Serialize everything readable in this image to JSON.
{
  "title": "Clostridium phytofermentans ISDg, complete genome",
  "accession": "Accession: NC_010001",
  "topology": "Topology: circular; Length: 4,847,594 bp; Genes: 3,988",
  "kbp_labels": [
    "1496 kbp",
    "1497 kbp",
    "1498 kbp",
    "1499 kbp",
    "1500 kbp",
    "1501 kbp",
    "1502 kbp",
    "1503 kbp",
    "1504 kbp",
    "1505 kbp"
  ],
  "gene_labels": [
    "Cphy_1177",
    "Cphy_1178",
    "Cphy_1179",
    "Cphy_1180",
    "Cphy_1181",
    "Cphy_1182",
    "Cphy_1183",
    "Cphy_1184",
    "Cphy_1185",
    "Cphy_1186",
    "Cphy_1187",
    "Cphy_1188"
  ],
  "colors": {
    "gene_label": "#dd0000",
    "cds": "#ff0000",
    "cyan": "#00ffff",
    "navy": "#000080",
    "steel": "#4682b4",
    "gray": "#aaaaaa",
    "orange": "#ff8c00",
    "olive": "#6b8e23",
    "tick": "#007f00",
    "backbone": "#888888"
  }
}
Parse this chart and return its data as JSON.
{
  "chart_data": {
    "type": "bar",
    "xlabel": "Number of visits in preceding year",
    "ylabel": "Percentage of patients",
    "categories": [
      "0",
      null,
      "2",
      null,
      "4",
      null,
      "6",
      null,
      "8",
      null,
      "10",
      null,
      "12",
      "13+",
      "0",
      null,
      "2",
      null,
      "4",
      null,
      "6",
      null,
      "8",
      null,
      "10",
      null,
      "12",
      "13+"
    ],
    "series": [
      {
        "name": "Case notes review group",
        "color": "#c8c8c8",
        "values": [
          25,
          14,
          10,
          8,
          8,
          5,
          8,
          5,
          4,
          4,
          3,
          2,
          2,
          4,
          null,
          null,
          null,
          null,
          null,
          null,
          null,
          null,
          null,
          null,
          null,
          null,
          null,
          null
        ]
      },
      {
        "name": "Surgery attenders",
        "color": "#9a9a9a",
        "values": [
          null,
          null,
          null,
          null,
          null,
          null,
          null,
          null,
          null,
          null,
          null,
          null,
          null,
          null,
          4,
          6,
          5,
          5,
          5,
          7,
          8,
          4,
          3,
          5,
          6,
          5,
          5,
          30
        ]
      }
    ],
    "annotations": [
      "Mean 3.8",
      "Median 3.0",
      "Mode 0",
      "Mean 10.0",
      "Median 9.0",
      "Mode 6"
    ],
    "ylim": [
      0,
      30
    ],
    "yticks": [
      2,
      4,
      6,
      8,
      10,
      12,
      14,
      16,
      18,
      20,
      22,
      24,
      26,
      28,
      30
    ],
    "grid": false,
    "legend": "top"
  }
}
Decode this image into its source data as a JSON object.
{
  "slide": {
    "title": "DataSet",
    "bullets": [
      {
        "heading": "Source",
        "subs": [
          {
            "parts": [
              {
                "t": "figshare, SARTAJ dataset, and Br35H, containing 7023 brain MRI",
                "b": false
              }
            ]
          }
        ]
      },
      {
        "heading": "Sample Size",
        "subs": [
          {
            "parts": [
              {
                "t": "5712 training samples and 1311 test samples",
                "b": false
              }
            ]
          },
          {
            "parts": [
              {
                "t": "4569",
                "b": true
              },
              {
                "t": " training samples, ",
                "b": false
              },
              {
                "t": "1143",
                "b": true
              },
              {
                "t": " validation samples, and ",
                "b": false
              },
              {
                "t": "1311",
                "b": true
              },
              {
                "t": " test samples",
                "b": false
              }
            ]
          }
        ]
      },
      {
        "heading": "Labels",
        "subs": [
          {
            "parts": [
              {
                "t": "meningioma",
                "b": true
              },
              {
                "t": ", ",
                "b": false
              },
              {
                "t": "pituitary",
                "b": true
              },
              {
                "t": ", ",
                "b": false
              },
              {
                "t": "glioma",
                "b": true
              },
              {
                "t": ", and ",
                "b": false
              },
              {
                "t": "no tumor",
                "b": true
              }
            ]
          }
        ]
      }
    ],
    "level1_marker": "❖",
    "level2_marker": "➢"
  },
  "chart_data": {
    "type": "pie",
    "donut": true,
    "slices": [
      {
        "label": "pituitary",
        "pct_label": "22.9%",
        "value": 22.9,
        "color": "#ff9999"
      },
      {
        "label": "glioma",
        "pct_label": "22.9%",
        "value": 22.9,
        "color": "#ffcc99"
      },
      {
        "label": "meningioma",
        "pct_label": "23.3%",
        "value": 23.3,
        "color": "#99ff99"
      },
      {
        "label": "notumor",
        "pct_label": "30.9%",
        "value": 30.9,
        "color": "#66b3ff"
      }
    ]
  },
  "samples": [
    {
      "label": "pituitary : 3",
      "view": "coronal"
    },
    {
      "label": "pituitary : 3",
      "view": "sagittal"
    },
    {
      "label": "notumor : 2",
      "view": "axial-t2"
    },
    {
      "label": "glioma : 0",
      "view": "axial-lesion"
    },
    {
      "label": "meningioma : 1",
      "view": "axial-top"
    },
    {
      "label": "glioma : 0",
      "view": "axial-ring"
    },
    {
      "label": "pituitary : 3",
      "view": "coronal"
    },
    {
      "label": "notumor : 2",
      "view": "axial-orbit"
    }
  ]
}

——

> **WHAT YOU SHOULD DO**: Wherever the string "meningioma" appears in the data above, copy the line it sits in.

> **WRITTEN SOLUTION**:
                "t": "meningioma",
        "label": "meningioma",
      "label": "meningioma : 1",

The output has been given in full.